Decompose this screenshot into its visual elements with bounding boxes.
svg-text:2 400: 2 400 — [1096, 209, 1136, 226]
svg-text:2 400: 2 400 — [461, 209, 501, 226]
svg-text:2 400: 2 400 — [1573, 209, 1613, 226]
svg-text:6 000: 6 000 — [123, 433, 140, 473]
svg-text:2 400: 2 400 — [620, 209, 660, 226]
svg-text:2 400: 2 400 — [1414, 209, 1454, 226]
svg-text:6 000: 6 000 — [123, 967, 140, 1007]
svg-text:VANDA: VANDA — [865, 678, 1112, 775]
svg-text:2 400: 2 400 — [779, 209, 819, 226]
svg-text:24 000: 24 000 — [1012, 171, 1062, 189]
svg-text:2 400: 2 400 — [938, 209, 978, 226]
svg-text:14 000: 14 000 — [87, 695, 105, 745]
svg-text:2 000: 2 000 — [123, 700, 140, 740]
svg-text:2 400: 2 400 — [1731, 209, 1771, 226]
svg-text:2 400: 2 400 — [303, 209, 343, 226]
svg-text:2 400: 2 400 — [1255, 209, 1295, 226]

◆ JOB
Count the lines above that contain the string "Decompose", matching case exactly, and give only the number.

◆ PROBLEM SOLUTION
1